>> Start Data supplied
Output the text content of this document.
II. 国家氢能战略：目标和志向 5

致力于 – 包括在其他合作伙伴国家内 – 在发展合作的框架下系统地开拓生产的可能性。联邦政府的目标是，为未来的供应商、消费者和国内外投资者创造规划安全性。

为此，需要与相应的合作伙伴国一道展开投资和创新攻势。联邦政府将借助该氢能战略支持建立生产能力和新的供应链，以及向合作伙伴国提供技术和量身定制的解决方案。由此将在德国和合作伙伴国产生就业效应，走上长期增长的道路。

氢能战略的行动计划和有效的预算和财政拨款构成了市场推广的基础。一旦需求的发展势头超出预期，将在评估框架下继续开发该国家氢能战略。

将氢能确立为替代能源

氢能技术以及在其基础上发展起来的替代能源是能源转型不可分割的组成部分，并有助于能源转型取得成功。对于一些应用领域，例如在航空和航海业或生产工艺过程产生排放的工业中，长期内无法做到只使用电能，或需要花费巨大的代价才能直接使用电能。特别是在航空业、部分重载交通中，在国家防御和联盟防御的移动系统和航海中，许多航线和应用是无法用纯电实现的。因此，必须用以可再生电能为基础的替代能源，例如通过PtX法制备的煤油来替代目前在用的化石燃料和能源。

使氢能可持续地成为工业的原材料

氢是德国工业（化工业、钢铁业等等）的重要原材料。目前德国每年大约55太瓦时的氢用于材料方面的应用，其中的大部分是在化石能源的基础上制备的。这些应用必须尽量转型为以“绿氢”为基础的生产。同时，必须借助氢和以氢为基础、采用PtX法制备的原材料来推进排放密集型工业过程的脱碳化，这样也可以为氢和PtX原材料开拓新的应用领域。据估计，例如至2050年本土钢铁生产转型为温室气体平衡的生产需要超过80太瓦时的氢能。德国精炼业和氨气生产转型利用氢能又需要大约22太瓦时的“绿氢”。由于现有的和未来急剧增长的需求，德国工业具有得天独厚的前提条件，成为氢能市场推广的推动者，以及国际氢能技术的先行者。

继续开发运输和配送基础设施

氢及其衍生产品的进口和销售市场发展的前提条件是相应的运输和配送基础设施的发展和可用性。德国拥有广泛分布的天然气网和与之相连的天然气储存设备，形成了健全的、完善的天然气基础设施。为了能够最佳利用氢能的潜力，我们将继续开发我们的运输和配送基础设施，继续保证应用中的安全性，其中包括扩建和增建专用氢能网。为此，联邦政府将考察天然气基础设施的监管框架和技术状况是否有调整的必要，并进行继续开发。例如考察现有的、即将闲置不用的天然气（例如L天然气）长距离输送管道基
>> End Data supplied
Brief.
Repeat the preceding lines exactly, please, every one of them.

Reply to the exercise.
Output the text content of this document.
II. 国家氢能战略：目标和志向 5

致力于 – 包括在其他合作伙伴国家内 – 在发展合作的框架下系统地开拓生产的可能性。联邦政府的目标是，为未来的供应商、消费者和国内外投资者创造规划安全性。

为此，需要与相应的合作伙伴国一道展开投资和创新攻势。联邦政府将借助该氢能战略支持建立生产能力和新的供应链，以及向合作伙伴国提供技术和量身定制的解决方案。由此将在德国和合作伙伴国产生就业效应，走上长期增长的道路。

氢能战略的行动计划和有效的预算和财政拨款构成了市场推广的基础。一旦需求的发展势头超出预期，将在评估框架下继续开发该国家氢能战略。

将氢能确立为替代能源

氢能技术以及在其基础上发展起来的替代能源是能源转型不可分割的组成部分，并有助于能源转型取得成功。对于一些应用领域，例如在航空和航海业或生产工艺过程产生排放的工业中，长期内无法做到只使用电能，或需要花费巨大的代价才能直接使用电能。特别是在航空业、部分重载交通中，在国家防御和联盟防御的移动系统和航海中，许多航线和应用是无法用纯电实现的。因此，必须用以可再生电能为基础的替代能源，例如通过PtX法制备的煤油来替代目前在用的化石燃料和能源。

使氢能可持续地成为工业的原材料

氢是德国工业（化工业、钢铁业等等）的重要原材料。目前德国每年大约55太瓦时的氢用于材料方面的应用，其中的大部分是在化石能源的基础上制备的。这些应用必须尽量转型为以“绿氢”为基础的生产。同时，必须借助氢和以氢为基础、采用PtX法制备的原材料来推进排放密集型工业过程的脱碳化，这样也可以为氢和PtX原材料开拓新的应用领域。据估计，例如至2050年本土钢铁生产转型为温室气体平衡的生产需要超过80太瓦时的氢能。德国精炼业和氨气生产转型利用氢能又需要大约22太瓦时的“绿氢”。由于现有的和未来急剧增长的需求，德国工业具有得天独厚的前提条件，成为氢能市场推广的推动者，以及国际氢能技术的先行者。

继续开发运输和配送基础设施

氢及其衍生产品的进口和销售市场发展的前提条件是相应的运输和配送基础设施的发展和可用性。德国拥有广泛分布的天然气网和与之相连的天然气储存设备，形成了健全的、完善的天然气基础设施。为了能够最佳利用氢能的潜力，我们将继续开发我们的运输和配送基础设施，继续保证应用中的安全性，其中包括扩建和增建专用氢能网。为此，联邦政府将考察天然气基础设施的监管框架和技术状况是否有调整的必要，并进行继续开发。例如考察现有的、即将闲置不用的天然气（例如L天然气）长距离输送管道基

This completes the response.